GIVEN PROBLEM
Write out each line of the material again, word for word.

RECORDS SUPPLIED
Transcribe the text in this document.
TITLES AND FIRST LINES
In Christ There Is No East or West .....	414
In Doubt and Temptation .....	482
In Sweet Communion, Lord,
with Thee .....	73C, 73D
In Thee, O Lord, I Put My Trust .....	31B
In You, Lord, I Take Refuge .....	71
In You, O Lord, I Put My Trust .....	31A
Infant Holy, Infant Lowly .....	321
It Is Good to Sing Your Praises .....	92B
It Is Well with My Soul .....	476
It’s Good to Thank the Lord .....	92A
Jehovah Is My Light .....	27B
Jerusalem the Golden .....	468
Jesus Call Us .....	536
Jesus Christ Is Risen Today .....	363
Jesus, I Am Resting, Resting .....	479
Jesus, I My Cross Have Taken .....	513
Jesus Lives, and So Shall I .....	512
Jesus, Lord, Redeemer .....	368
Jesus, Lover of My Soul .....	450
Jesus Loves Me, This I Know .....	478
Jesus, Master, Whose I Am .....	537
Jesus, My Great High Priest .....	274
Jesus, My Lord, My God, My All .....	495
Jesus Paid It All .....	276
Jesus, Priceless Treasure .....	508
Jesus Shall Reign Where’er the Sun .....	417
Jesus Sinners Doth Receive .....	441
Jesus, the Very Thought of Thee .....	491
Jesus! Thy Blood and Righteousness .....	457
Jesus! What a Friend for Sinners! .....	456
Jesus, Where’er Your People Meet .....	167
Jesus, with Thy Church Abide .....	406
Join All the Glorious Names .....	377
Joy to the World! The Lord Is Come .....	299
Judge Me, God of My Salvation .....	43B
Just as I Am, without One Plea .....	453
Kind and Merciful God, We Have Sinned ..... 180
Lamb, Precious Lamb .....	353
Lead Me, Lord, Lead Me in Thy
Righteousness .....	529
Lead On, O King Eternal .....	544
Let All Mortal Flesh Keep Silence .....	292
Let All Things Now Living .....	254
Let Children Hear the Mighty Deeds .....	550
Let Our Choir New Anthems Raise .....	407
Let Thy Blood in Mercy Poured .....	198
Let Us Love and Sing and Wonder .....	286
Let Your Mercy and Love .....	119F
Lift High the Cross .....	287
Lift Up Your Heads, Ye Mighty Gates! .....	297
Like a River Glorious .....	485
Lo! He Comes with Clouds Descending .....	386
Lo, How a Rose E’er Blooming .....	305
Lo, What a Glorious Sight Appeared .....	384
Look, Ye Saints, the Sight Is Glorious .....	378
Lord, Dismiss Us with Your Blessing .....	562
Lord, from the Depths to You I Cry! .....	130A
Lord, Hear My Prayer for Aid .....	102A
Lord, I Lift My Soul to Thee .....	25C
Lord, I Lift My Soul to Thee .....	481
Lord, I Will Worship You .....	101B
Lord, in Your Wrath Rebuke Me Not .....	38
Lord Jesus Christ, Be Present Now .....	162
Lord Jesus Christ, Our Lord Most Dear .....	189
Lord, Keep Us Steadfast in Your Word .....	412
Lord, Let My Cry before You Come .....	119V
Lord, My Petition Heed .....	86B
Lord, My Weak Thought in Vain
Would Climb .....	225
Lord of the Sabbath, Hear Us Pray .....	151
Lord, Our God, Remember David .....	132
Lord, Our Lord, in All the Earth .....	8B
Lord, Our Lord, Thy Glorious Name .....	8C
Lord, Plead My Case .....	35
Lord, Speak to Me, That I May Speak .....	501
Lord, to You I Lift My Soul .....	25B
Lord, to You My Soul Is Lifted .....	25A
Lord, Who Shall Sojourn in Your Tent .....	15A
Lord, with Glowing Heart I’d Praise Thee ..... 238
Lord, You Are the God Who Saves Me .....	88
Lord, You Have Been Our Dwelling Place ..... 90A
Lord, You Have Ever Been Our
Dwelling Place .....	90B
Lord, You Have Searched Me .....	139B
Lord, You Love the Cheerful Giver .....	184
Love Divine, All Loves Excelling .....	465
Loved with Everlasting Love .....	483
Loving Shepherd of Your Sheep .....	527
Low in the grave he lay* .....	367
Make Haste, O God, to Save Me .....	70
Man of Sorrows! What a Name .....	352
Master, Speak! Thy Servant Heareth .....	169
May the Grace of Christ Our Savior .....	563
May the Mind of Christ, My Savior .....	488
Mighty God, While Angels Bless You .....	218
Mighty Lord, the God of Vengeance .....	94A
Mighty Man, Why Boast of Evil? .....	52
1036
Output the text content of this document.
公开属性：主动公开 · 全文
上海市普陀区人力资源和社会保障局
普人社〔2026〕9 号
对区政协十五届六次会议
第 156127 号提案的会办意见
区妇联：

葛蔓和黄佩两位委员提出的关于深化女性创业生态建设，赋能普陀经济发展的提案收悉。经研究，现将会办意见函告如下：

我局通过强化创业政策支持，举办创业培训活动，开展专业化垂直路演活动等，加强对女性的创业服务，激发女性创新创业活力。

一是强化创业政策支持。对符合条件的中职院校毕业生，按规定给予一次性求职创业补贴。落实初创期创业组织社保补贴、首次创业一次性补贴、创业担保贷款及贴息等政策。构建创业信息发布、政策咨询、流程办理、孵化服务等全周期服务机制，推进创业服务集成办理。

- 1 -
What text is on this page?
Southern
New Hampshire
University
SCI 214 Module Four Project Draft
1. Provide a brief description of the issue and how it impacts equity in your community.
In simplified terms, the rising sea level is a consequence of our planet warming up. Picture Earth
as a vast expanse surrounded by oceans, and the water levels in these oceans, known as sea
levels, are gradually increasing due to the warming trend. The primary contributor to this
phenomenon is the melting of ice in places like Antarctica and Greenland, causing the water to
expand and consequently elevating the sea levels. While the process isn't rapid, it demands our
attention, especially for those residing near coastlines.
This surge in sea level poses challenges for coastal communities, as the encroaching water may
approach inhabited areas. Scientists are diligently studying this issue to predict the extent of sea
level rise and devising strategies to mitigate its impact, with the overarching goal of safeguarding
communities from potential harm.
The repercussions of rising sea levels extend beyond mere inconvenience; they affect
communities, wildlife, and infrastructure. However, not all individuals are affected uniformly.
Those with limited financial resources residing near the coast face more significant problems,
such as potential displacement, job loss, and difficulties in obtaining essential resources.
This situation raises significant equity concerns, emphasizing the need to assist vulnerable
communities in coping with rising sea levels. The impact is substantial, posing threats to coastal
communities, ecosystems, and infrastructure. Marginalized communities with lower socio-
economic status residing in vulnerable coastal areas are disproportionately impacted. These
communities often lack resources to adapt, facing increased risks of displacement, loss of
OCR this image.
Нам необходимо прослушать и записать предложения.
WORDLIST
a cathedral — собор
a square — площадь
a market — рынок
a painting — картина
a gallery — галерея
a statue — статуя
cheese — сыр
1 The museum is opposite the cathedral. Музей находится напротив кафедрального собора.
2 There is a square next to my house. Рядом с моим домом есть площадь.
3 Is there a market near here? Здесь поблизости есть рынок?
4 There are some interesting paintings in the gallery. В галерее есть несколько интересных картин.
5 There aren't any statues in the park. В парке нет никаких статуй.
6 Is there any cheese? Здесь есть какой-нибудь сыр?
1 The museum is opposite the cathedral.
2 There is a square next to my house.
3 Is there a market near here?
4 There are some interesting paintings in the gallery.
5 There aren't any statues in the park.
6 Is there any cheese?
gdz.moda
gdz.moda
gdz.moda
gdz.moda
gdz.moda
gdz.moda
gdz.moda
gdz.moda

TASK SOLUTION
Transcribe the text in this document.
TITLES AND FIRST LINES
In Christ There Is No East or West .....	414
In Doubt and Temptation .....	482
In Sweet Communion, Lord,
with Thee .....	73C, 73D
In Thee, O Lord, I Put My Trust .....	31B
In You, Lord, I Take Refuge .....	71
In You, O Lord, I Put My Trust .....	31A
Infant Holy, Infant Lowly .....	321
It Is Good to Sing Your Praises .....	92B
It Is Well with My Soul .....	476
It’s Good to Thank the Lord .....	92A
Jehovah Is My Light .....	27B
Jerusalem the Golden .....	468
Jesus Call Us .....	536
Jesus Christ Is Risen Today .....	363
Jesus, I Am Resting, Resting .....	479
Jesus, I My Cross Have Taken .....	513
Jesus Lives, and So Shall I .....	512
Jesus, Lord, Redeemer .....	368
Jesus, Lover of My Soul .....	450
Jesus Loves Me, This I Know .....	478
Jesus, Master, Whose I Am .....	537
Jesus, My Great High Priest .....	274
Jesus, My Lord, My God, My All .....	495
Jesus Paid It All .....	276
Jesus, Priceless Treasure .....	508
Jesus Shall Reign Where’er the Sun .....	417
Jesus Sinners Doth Receive .....	441
Jesus, the Very Thought of Thee .....	491
Jesus! Thy Blood and Righteousness .....	457
Jesus! What a Friend for Sinners! .....	456
Jesus, Where’er Your People Meet .....	167
Jesus, with Thy Church Abide .....	406
Join All the Glorious Names .....	377
Joy to the World! The Lord Is Come .....	299
Judge Me, God of My Salvation .....	43B
Just as I Am, without One Plea .....	453
Kind and Merciful God, We Have Sinned ..... 180
Lamb, Precious Lamb .....	353
Lead Me, Lord, Lead Me in Thy
Righteousness .....	529
Lead On, O King Eternal .....	544
Let All Mortal Flesh Keep Silence .....	292
Let All Things Now Living .....	254
Let Children Hear the Mighty Deeds .....	550
Let Our Choir New Anthems Raise .....	407
Let Thy Blood in Mercy Poured .....	198
Let Us Love and Sing and Wonder .....	286
Let Your Mercy and Love .....	119F
Lift High the Cross .....	287
Lift Up Your Heads, Ye Mighty Gates! .....	297
Like a River Glorious .....	485
Lo! He Comes with Clouds Descending .....	386
Lo, How a Rose E’er Blooming .....	305
Lo, What a Glorious Sight Appeared .....	384
Look, Ye Saints, the Sight Is Glorious .....	378
Lord, Dismiss Us with Your Blessing .....	562
Lord, from the Depths to You I Cry! .....	130A
Lord, Hear My Prayer for Aid .....	102A
Lord, I Lift My Soul to Thee .....	25C
Lord, I Lift My Soul to Thee .....	481
Lord, I Will Worship You .....	101B
Lord, in Your Wrath Rebuke Me Not .....	38
Lord Jesus Christ, Be Present Now .....	162
Lord Jesus Christ, Our Lord Most Dear .....	189
Lord, Keep Us Steadfast in Your Word .....	412
Lord, Let My Cry before You Come .....	119V
Lord, My Petition Heed .....	86B
Lord, My Weak Thought in Vain
Would Climb .....	225
Lord of the Sabbath, Hear Us Pray .....	151
Lord, Our God, Remember David .....	132
Lord, Our Lord, in All the Earth .....	8B
Lord, Our Lord, Thy Glorious Name .....	8C
Lord, Plead My Case .....	35
Lord, Speak to Me, That I May Speak .....	501
Lord, to You I Lift My Soul .....	25B
Lord, to You My Soul Is Lifted .....	25A
Lord, Who Shall Sojourn in Your Tent .....	15A
Lord, with Glowing Heart I’d Praise Thee ..... 238
Lord, You Are the God Who Saves Me .....	88
Lord, You Have Been Our Dwelling Place ..... 90A
Lord, You Have Ever Been Our
Dwelling Place .....	90B
Lord, You Have Searched Me .....	139B
Lord, You Love the Cheerful Giver .....	184
Love Divine, All Loves Excelling .....	465
Loved with Everlasting Love .....	483
Loving Shepherd of Your Sheep .....	527
Low in the grave he lay* .....	367
Make Haste, O God, to Save Me .....	70
Man of Sorrows! What a Name .....	352
Master, Speak! Thy Servant Heareth .....	169
May the Grace of Christ Our Savior .....	563
May the Mind of Christ, My Savior .....	488
Mighty God, While Angels Bless You .....	218
Mighty Lord, the God of Vengeance .....	94A
Mighty Man, Why Boast of Evil? .....	52
1036
Output the text content of this document.
公开属性：主动公开 · 全文
上海市普陀区人力资源和社会保障局
普人社〔2026〕9 号
对区政协十五届六次会议
第 156127 号提案的会办意见
区妇联：

葛蔓和黄佩两位委员提出的关于深化女性创业生态建设，赋能普陀经济发展的提案收悉。经研究，现将会办意见函告如下：

我局通过强化创业政策支持，举办创业培训活动，开展专业化垂直路演活动等，加强对女性的创业服务，激发女性创新创业活力。

一是强化创业政策支持。对符合条件的中职院校毕业生，按规定给予一次性求职创业补贴。落实初创期创业组织社保补贴、首次创业一次性补贴、创业担保贷款及贴息等政策。构建创业信息发布、政策咨询、流程办理、孵化服务等全周期服务机制，推进创业服务集成办理。

- 1 -
What text is on this page?
Southern
New Hampshire
University
SCI 214 Module Four Project Draft
1. Provide a brief description of the issue and how it impacts equity in your community.
In simplified terms, the rising sea level is a consequence of our planet warming up. Picture Earth
as a vast expanse surrounded by oceans, and the water levels in these oceans, known as sea
levels, are gradually increasing due to the warming trend. The primary contributor to this
phenomenon is the melting of ice in places like Antarctica and Greenland, causing the water to
expand and consequently elevating the sea levels. While the process isn't rapid, it demands our
attention, especially for those residing near coastlines.
This surge in sea level poses challenges for coastal communities, as the encroaching water may
approach inhabited areas. Scientists are diligently studying this issue to predict the extent of sea
level rise and devising strategies to mitigate its impact, with the overarching goal of safeguarding
communities from potential harm.
The repercussions of rising sea levels extend beyond mere inconvenience; they affect
communities, wildlife, and infrastructure. However, not all individuals are affected uniformly.
Those with limited financial resources residing near the coast face more significant problems,
such as potential displacement, job loss, and difficulties in obtaining essential resources.
This situation raises significant equity concerns, emphasizing the need to assist vulnerable
communities in coping with rising sea levels. The impact is substantial, posing threats to coastal
communities, ecosystems, and infrastructure. Marginalized communities with lower socio-
economic status residing in vulnerable coastal areas are disproportionately impacted. These
communities often lack resources to adapt, facing increased risks of displacement, loss of
OCR this image.
Нам необходимо прослушать и записать предложения.
WORDLIST
a cathedral — собор
a square — площадь
a market — рынок
a painting — картина
a gallery — галерея
a statue — статуя
cheese — сыр
1 The museum is opposite the cathedral. Музей находится напротив кафедрального собора.
2 There is a square next to my house. Рядом с моим домом есть площадь.
3 Is there a market near here? Здесь поблизости есть рынок?
4 There are some interesting paintings in the gallery. В галерее есть несколько интересных картин.
5 There aren't any statues in the park. В парке нет никаких статуй.
6 Is there any cheese? Здесь есть какой-нибудь сыр?
1 The museum is opposite the cathedral.
2 There is a square next to my house.
3 Is there a market near here?
4 There are some interesting paintings in the gallery.
5 There aren't any statues in the park.
6 Is there any cheese?
gdz.moda
gdz.moda
gdz.moda
gdz.moda
gdz.moda
gdz.moda
gdz.moda
gdz.moda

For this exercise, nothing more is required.